== Task brief ==
Tally the lines holding the word "while" and state the count by itself.

(Data entries)
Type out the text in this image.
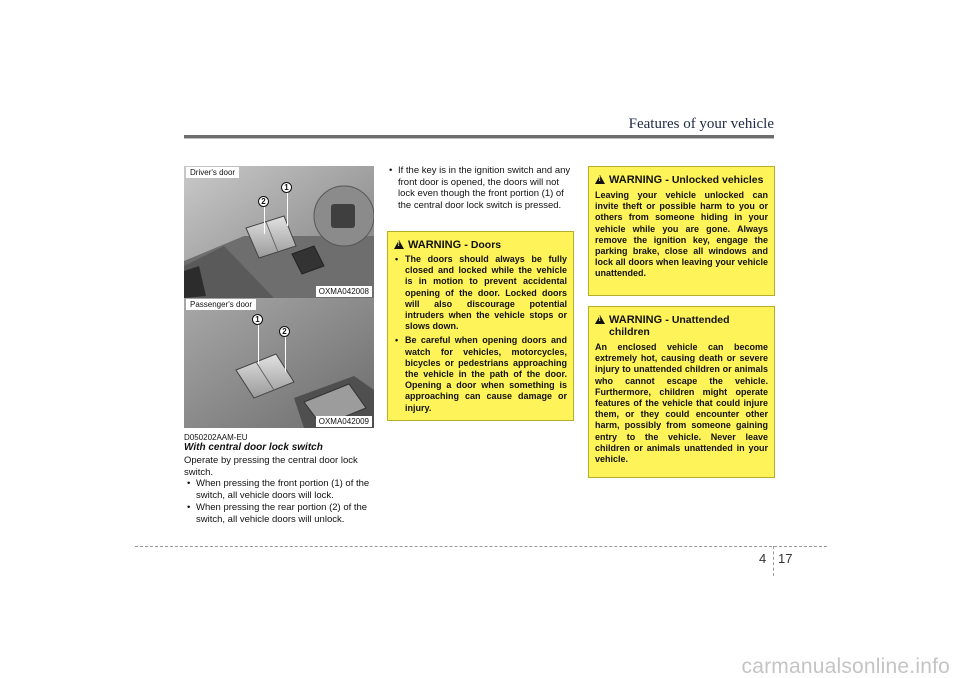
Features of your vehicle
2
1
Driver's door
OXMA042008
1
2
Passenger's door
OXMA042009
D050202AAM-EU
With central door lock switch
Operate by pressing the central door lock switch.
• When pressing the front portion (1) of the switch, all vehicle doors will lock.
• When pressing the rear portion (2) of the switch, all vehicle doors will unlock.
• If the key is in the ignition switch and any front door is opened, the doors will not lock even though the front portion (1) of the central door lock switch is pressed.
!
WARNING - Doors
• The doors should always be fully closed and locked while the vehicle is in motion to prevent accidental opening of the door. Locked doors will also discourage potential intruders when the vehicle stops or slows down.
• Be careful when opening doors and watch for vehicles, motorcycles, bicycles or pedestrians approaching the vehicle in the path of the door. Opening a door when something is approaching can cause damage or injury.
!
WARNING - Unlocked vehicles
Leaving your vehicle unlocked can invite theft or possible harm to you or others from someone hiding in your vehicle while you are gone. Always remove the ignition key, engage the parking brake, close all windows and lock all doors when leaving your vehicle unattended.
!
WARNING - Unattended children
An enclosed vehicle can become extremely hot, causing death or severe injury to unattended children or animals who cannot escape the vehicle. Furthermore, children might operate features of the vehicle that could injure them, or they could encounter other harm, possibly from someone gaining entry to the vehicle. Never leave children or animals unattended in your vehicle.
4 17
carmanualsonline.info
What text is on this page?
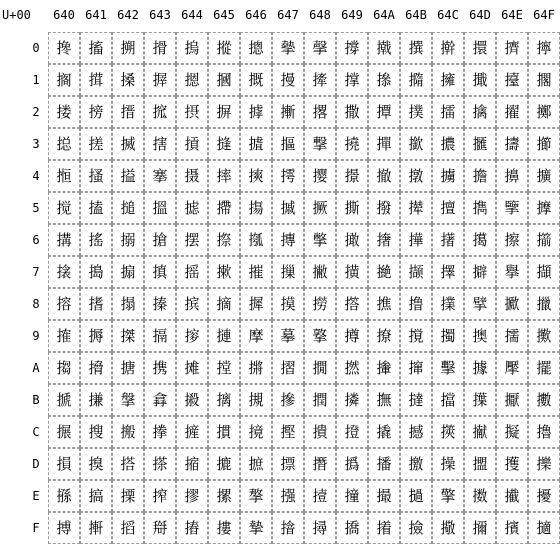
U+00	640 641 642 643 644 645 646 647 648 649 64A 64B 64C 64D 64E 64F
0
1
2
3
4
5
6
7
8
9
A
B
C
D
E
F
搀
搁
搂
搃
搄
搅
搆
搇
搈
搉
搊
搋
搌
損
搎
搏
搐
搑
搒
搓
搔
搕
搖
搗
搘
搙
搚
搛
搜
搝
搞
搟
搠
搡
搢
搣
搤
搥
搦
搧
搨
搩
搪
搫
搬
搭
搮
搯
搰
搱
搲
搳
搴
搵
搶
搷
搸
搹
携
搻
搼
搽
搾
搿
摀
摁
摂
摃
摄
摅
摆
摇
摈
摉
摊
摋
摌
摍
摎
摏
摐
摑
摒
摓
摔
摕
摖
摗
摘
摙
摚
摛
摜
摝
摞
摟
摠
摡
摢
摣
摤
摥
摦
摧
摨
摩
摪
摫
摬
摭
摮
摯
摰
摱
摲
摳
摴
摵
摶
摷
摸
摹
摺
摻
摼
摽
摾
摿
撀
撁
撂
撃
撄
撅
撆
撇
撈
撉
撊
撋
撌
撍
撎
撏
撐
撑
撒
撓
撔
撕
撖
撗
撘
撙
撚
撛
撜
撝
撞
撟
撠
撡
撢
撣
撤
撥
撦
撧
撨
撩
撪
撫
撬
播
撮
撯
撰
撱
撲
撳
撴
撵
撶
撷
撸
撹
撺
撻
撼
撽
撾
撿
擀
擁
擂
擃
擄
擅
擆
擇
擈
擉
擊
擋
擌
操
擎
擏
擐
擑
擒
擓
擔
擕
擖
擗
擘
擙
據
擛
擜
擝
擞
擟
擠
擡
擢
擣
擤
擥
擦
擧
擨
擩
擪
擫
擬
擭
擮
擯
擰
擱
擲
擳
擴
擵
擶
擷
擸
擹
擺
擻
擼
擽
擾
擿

== Solution to this task ==
2